Written task:
Write out each entry, exactly the way it appears.

Records from a data collection
┌──

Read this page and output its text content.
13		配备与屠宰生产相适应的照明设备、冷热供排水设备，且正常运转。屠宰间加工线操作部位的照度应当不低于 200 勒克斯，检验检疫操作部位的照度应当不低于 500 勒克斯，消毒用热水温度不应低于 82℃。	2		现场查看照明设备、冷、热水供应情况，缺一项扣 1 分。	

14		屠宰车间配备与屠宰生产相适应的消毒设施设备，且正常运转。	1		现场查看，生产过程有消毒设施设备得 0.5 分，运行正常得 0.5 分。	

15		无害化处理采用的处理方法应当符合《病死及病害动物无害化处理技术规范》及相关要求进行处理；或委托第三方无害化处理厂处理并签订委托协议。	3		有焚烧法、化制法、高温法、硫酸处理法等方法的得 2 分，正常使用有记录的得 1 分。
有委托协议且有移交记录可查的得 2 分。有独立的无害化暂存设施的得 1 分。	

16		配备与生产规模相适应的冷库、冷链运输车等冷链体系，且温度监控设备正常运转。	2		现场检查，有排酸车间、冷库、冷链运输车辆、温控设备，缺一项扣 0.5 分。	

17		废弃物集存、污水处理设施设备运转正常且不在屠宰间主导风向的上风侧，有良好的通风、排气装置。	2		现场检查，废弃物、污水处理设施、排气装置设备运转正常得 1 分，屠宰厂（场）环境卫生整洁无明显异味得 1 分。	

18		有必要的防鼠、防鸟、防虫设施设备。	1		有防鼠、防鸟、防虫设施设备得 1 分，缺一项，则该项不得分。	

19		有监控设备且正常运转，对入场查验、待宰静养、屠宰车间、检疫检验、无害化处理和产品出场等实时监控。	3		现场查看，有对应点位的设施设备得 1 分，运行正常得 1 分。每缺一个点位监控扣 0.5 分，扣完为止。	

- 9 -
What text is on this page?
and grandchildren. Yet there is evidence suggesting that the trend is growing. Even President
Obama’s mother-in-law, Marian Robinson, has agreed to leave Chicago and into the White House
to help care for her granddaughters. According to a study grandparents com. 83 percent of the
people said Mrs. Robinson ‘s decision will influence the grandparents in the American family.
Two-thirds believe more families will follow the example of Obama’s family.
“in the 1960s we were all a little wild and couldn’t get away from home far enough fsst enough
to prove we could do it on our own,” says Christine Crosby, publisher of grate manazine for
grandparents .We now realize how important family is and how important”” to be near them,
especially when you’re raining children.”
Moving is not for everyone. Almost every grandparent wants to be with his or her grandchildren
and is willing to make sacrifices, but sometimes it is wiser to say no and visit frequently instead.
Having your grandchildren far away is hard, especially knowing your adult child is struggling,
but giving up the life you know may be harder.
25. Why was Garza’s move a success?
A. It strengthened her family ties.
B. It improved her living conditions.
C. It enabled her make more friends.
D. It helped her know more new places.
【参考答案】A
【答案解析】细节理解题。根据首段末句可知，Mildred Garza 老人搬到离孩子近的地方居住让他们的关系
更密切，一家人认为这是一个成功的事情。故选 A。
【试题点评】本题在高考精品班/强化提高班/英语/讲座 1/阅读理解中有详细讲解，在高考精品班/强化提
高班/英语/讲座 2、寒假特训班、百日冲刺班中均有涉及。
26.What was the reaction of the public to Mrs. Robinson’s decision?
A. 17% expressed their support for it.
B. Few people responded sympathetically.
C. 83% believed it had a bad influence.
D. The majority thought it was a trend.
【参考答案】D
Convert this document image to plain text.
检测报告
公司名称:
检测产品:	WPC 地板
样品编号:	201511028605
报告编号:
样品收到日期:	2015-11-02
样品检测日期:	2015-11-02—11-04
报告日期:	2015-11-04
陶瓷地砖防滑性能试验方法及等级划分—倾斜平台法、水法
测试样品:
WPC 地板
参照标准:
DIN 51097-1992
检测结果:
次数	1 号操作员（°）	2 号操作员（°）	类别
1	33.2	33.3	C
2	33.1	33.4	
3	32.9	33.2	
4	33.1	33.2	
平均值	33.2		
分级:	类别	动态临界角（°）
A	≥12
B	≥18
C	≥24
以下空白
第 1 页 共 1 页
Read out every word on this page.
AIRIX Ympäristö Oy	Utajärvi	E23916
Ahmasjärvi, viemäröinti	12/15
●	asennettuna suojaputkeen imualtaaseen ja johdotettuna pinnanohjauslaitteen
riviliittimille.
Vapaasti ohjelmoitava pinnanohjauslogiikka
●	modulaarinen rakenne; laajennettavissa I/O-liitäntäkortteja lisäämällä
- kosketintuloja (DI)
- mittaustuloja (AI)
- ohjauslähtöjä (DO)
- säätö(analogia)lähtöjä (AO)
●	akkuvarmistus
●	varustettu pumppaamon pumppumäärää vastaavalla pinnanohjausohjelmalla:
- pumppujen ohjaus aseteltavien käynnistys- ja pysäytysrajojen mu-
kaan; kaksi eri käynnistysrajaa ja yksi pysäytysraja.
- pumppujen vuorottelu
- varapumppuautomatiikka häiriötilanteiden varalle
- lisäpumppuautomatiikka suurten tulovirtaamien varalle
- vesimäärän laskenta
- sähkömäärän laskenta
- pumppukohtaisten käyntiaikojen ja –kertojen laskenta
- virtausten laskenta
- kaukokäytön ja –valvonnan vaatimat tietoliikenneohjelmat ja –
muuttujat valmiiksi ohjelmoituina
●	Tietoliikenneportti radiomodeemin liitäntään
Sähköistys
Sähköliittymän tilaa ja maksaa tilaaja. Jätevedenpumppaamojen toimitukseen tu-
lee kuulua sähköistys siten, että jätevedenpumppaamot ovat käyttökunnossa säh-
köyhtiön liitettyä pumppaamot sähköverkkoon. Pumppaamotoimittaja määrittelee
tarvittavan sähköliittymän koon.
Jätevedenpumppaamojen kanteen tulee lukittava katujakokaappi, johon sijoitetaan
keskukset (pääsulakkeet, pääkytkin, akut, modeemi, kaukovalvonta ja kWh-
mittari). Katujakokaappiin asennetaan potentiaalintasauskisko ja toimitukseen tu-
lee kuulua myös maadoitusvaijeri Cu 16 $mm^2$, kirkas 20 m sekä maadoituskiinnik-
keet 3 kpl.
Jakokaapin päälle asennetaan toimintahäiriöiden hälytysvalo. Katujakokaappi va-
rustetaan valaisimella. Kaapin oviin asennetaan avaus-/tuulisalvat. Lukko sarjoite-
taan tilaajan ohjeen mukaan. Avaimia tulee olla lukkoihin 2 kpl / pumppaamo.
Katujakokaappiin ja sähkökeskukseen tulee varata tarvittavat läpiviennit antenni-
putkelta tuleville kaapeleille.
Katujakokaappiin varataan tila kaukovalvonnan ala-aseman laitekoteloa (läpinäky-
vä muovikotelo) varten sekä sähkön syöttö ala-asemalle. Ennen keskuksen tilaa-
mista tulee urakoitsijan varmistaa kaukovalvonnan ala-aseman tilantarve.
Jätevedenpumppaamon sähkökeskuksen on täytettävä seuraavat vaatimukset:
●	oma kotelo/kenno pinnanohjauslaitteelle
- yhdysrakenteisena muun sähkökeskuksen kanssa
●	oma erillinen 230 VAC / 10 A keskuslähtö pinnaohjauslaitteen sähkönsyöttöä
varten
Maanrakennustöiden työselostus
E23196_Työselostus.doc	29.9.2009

└──

Response to the task:
Read this page and output its text content.
13		配备与屠宰生产相适应的照明设备、冷热供排水设备，且正常运转。屠宰间加工线操作部位的照度应当不低于 200 勒克斯，检验检疫操作部位的照度应当不低于 500 勒克斯，消毒用热水温度不应低于 82℃。	2		现场查看照明设备、冷、热水供应情况，缺一项扣 1 分。	

14		屠宰车间配备与屠宰生产相适应的消毒设施设备，且正常运转。	1		现场查看，生产过程有消毒设施设备得 0.5 分，运行正常得 0.5 分。	

15		无害化处理采用的处理方法应当符合《病死及病害动物无害化处理技术规范》及相关要求进行处理；或委托第三方无害化处理厂处理并签订委托协议。	3		有焚烧法、化制法、高温法、硫酸处理法等方法的得 2 分，正常使用有记录的得 1 分。
有委托协议且有移交记录可查的得 2 分。有独立的无害化暂存设施的得 1 分。	

16		配备与生产规模相适应的冷库、冷链运输车等冷链体系，且温度监控设备正常运转。	2		现场检查，有排酸车间、冷库、冷链运输车辆、温控设备，缺一项扣 0.5 分。	

17		废弃物集存、污水处理设施设备运转正常且不在屠宰间主导风向的上风侧，有良好的通风、排气装置。	2		现场检查，废弃物、污水处理设施、排气装置设备运转正常得 1 分，屠宰厂（场）环境卫生整洁无明显异味得 1 分。	

18		有必要的防鼠、防鸟、防虫设施设备。	1		有防鼠、防鸟、防虫设施设备得 1 分，缺一项，则该项不得分。	

19		有监控设备且正常运转，对入场查验、待宰静养、屠宰车间、检疫检验、无害化处理和产品出场等实时监控。	3		现场查看，有对应点位的设施设备得 1 分，运行正常得 1 分。每缺一个点位监控扣 0.5 分，扣完为止。	

- 9 -
What text is on this page?
and grandchildren. Yet there is evidence suggesting that the trend is growing. Even President
Obama’s mother-in-law, Marian Robinson, has agreed to leave Chicago and into the White House
to help care for her granddaughters. According to a study grandparents com. 83 percent of the
people said Mrs. Robinson ‘s decision will influence the grandparents in the American family.
Two-thirds believe more families will follow the example of Obama’s family.
“in the 1960s we were all a little wild and couldn’t get away from home far enough fsst enough
to prove we could do it on our own,” says Christine Crosby, publisher of grate manazine for
grandparents .We now realize how important family is and how important”” to be near them,
especially when you’re raining children.”
Moving is not for everyone. Almost every grandparent wants to be with his or her grandchildren
and is willing to make sacrifices, but sometimes it is wiser to say no and visit frequently instead.
Having your grandchildren far away is hard, especially knowing your adult child is struggling,
but giving up the life you know may be harder.
25. Why was Garza’s move a success?
A. It strengthened her family ties.
B. It improved her living conditions.
C. It enabled her make more friends.
D. It helped her know more new places.
【参考答案】A
【答案解析】细节理解题。根据首段末句可知，Mildred Garza 老人搬到离孩子近的地方居住让他们的关系
更密切，一家人认为这是一个成功的事情。故选 A。
【试题点评】本题在高考精品班/强化提高班/英语/讲座 1/阅读理解中有详细讲解，在高考精品班/强化提
高班/英语/讲座 2、寒假特训班、百日冲刺班中均有涉及。
26.What was the reaction of the public to Mrs. Robinson’s decision?
A. 17% expressed their support for it.
B. Few people responded sympathetically.
C. 83% believed it had a bad influence.
D. The majority thought it was a trend.
【参考答案】D
Convert this document image to plain text.
检测报告
公司名称:
检测产品:	WPC 地板
样品编号:	201511028605
报告编号:
样品收到日期:	2015-11-02
样品检测日期:	2015-11-02—11-04
报告日期:	2015-11-04
陶瓷地砖防滑性能试验方法及等级划分—倾斜平台法、水法
测试样品:
WPC 地板
参照标准:
DIN 51097-1992
检测结果:
次数	1 号操作员（°）	2 号操作员（°）	类别
1	33.2	33.3	C
2	33.1	33.4	
3	32.9	33.2	
4	33.1	33.2	
平均值	33.2		
分级:	类别	动态临界角（°）
A	≥12
B	≥18
C	≥24
以下空白
第 1 页 共 1 页
Read out every word on this page.
AIRIX Ympäristö Oy	Utajärvi	E23916
Ahmasjärvi, viemäröinti	12/15
●	asennettuna suojaputkeen imualtaaseen ja johdotettuna pinnanohjauslaitteen
riviliittimille.
Vapaasti ohjelmoitava pinnanohjauslogiikka
●	modulaarinen rakenne; laajennettavissa I/O-liitäntäkortteja lisäämällä
- kosketintuloja (DI)
- mittaustuloja (AI)
- ohjauslähtöjä (DO)
- säätö(analogia)lähtöjä (AO)
●	akkuvarmistus
●	varustettu pumppaamon pumppumäärää vastaavalla pinnanohjausohjelmalla:
- pumppujen ohjaus aseteltavien käynnistys- ja pysäytysrajojen mu-
kaan; kaksi eri käynnistysrajaa ja yksi pysäytysraja.
- pumppujen vuorottelu
- varapumppuautomatiikka häiriötilanteiden varalle
- lisäpumppuautomatiikka suurten tulovirtaamien varalle
- vesimäärän laskenta
- sähkömäärän laskenta
- pumppukohtaisten käyntiaikojen ja –kertojen laskenta
- virtausten laskenta
- kaukokäytön ja –valvonnan vaatimat tietoliikenneohjelmat ja –
muuttujat valmiiksi ohjelmoituina
●	Tietoliikenneportti radiomodeemin liitäntään
Sähköistys
Sähköliittymän tilaa ja maksaa tilaaja. Jätevedenpumppaamojen toimitukseen tu-
lee kuulua sähköistys siten, että jätevedenpumppaamot ovat käyttökunnossa säh-
köyhtiön liitettyä pumppaamot sähköverkkoon. Pumppaamotoimittaja määrittelee
tarvittavan sähköliittymän koon.
Jätevedenpumppaamojen kanteen tulee lukittava katujakokaappi, johon sijoitetaan
keskukset (pääsulakkeet, pääkytkin, akut, modeemi, kaukovalvonta ja kWh-
mittari). Katujakokaappiin asennetaan potentiaalintasauskisko ja toimitukseen tu-
lee kuulua myös maadoitusvaijeri Cu 16 $mm^2$, kirkas 20 m sekä maadoituskiinnik-
keet 3 kpl.
Jakokaapin päälle asennetaan toimintahäiriöiden hälytysvalo. Katujakokaappi va-
rustetaan valaisimella. Kaapin oviin asennetaan avaus-/tuulisalvat. Lukko sarjoite-
taan tilaajan ohjeen mukaan. Avaimia tulee olla lukkoihin 2 kpl / pumppaamo.
Katujakokaappiin ja sähkökeskukseen tulee varata tarvittavat läpiviennit antenni-
putkelta tuleville kaapeleille.
Katujakokaappiin varataan tila kaukovalvonnan ala-aseman laitekoteloa (läpinäky-
vä muovikotelo) varten sekä sähkön syöttö ala-asemalle. Ennen keskuksen tilaa-
mista tulee urakoitsijan varmistaa kaukovalvonnan ala-aseman tilantarve.
Jätevedenpumppaamon sähkökeskuksen on täytettävä seuraavat vaatimukset:
●	oma kotelo/kenno pinnanohjauslaitteelle
- yhdysrakenteisena muun sähkökeskuksen kanssa
●	oma erillinen 230 VAC / 10 A keskuslähtö pinnaohjauslaitteen sähkönsyöttöä
varten
Maanrakennustöiden työselostus
E23196_Työselostus.doc	29.9.2009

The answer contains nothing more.